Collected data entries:
──────────────────────────────

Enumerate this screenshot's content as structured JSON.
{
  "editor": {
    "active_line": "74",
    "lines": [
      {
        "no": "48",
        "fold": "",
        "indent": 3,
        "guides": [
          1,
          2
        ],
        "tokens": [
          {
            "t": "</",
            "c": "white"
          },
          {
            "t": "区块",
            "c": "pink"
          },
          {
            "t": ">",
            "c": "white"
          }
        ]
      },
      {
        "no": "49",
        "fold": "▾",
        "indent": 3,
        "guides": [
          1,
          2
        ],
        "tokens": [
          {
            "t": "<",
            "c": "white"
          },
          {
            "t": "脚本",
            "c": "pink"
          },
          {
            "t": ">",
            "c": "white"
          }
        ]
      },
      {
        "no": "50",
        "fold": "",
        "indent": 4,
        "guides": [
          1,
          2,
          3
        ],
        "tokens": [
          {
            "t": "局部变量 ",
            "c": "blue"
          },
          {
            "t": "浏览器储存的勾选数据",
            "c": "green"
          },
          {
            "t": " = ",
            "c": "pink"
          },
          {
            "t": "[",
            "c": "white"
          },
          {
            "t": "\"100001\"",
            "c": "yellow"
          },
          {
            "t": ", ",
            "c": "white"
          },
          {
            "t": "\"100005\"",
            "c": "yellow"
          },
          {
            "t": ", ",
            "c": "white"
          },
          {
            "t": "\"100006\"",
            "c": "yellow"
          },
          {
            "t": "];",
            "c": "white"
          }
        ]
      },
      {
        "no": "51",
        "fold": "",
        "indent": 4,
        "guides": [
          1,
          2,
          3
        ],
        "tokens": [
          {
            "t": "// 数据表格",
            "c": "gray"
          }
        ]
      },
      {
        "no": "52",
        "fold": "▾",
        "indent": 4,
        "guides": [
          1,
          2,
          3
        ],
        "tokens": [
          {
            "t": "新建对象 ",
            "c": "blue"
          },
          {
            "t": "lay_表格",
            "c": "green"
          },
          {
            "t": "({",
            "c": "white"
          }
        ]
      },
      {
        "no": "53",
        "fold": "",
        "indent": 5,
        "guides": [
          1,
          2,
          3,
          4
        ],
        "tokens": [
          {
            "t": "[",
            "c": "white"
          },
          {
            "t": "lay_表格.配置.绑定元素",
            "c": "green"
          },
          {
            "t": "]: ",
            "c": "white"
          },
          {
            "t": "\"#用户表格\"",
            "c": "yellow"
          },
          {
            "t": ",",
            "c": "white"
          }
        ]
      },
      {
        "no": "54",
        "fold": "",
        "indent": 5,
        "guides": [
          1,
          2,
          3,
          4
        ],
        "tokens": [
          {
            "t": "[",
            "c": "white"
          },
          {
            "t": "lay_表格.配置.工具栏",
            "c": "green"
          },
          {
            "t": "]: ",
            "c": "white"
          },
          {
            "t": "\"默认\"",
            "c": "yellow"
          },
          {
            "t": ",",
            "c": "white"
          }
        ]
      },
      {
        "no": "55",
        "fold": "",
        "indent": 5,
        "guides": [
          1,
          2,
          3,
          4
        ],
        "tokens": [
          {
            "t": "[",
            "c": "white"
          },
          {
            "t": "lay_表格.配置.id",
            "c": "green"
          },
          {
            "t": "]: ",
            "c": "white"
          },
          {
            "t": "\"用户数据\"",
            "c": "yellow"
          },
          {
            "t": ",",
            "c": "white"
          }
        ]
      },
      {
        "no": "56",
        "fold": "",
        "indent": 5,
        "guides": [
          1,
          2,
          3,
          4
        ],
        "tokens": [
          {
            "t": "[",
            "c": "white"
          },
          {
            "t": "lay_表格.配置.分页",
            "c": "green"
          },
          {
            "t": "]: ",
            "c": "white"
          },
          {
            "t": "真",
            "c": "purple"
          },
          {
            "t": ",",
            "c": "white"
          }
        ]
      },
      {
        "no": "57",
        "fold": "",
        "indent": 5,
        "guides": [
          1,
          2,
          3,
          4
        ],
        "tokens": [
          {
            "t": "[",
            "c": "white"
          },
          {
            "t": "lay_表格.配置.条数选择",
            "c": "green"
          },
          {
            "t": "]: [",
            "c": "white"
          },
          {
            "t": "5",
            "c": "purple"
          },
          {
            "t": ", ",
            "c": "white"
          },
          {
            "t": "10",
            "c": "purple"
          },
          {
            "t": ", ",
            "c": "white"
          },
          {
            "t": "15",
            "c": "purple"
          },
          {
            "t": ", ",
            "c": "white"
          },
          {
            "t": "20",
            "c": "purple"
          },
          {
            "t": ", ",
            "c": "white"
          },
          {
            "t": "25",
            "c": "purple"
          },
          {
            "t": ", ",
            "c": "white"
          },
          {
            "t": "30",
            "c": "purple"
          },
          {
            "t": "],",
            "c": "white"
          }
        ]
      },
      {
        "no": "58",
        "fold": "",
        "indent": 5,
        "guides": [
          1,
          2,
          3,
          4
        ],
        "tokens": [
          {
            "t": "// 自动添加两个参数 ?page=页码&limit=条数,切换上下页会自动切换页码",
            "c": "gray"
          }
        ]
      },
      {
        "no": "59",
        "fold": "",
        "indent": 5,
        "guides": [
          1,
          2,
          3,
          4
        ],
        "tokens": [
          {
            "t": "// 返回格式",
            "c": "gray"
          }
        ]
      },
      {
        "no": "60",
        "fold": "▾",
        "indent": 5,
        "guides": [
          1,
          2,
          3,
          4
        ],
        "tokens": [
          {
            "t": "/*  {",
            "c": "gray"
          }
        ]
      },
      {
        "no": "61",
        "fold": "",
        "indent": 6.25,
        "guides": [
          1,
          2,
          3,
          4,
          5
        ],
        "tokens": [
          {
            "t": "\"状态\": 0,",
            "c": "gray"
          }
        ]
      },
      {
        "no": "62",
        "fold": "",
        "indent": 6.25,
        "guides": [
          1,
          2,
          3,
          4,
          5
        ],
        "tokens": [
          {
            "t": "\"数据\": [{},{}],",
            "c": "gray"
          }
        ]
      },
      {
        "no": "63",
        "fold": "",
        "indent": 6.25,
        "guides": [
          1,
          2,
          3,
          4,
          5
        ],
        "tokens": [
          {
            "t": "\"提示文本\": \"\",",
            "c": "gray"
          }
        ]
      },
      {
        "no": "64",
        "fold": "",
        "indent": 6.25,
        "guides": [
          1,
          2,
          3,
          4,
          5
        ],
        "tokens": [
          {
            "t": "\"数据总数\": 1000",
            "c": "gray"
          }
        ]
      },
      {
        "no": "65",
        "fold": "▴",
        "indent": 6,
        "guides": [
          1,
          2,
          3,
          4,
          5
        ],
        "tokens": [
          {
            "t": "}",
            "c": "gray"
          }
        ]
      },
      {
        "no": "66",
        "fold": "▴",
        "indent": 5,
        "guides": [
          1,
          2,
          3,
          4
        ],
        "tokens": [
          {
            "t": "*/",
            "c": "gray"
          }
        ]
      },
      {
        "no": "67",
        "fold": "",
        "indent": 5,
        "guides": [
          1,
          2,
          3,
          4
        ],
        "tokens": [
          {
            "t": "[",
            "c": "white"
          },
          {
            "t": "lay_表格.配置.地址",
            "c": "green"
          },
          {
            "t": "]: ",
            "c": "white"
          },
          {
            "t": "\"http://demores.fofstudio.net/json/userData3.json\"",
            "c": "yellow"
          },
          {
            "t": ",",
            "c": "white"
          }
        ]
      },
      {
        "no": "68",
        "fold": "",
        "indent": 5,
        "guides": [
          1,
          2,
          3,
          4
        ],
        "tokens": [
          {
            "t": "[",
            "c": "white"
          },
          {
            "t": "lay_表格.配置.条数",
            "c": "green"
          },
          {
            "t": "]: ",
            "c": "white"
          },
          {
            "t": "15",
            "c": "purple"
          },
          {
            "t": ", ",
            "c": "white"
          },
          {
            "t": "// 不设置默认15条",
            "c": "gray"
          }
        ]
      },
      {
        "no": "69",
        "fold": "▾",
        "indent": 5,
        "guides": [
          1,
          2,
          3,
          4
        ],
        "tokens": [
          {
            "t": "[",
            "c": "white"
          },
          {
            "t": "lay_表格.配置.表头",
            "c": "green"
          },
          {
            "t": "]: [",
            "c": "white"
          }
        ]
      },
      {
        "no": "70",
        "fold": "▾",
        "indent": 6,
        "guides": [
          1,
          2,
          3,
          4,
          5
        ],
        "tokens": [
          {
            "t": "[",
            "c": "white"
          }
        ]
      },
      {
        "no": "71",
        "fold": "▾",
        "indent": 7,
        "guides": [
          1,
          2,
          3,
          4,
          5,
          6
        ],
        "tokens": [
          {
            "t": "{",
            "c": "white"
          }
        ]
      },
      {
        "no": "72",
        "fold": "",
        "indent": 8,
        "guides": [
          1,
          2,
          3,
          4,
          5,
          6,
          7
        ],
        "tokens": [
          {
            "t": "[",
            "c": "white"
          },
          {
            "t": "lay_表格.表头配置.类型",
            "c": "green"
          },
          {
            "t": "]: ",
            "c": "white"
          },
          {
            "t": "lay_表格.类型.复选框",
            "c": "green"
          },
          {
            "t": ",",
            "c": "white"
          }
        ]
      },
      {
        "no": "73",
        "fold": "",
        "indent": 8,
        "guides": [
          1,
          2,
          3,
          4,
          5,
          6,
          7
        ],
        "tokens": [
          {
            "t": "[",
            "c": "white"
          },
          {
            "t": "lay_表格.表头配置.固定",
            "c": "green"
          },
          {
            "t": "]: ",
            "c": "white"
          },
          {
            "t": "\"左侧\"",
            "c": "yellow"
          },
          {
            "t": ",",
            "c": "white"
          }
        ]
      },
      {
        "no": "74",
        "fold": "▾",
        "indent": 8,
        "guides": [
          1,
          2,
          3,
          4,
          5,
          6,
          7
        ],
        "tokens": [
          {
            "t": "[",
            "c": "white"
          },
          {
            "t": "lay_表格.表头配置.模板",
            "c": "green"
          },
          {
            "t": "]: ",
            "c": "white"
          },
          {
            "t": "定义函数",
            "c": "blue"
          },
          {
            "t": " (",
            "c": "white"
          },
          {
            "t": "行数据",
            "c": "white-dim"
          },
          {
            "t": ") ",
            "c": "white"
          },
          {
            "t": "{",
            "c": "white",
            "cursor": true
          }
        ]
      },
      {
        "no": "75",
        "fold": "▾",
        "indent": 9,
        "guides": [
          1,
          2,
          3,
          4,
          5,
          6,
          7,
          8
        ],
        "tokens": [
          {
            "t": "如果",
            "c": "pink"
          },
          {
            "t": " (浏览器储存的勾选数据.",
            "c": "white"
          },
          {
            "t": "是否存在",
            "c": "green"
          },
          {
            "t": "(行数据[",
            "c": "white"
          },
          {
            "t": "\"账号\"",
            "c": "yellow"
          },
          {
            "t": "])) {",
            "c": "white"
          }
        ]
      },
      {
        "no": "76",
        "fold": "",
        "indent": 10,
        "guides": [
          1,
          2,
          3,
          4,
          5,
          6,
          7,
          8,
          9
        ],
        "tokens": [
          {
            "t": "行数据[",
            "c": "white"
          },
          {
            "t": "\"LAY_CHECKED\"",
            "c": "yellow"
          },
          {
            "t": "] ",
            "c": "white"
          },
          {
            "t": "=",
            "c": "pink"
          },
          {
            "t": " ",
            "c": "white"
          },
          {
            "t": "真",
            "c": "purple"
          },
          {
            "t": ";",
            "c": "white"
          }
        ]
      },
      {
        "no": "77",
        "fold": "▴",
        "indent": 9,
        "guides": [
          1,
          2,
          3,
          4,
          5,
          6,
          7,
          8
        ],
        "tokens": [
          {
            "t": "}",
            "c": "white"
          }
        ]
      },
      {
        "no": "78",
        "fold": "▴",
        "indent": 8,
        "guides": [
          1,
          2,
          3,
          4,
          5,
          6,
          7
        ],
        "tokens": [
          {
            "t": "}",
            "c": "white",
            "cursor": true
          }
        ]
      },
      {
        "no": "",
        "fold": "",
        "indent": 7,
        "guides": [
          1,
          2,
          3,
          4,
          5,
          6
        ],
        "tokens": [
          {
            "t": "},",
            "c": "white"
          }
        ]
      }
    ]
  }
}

──────────────────────────────

*Given problem*:
Which lines hold the word "表头配置"? Copy all of them.

*Output for this task*:
            "t": "lay_表格.表头配置.类型",
            "t": "lay_表格.表头配置.固定",
            "t": "lay_表格.表头配置.模板",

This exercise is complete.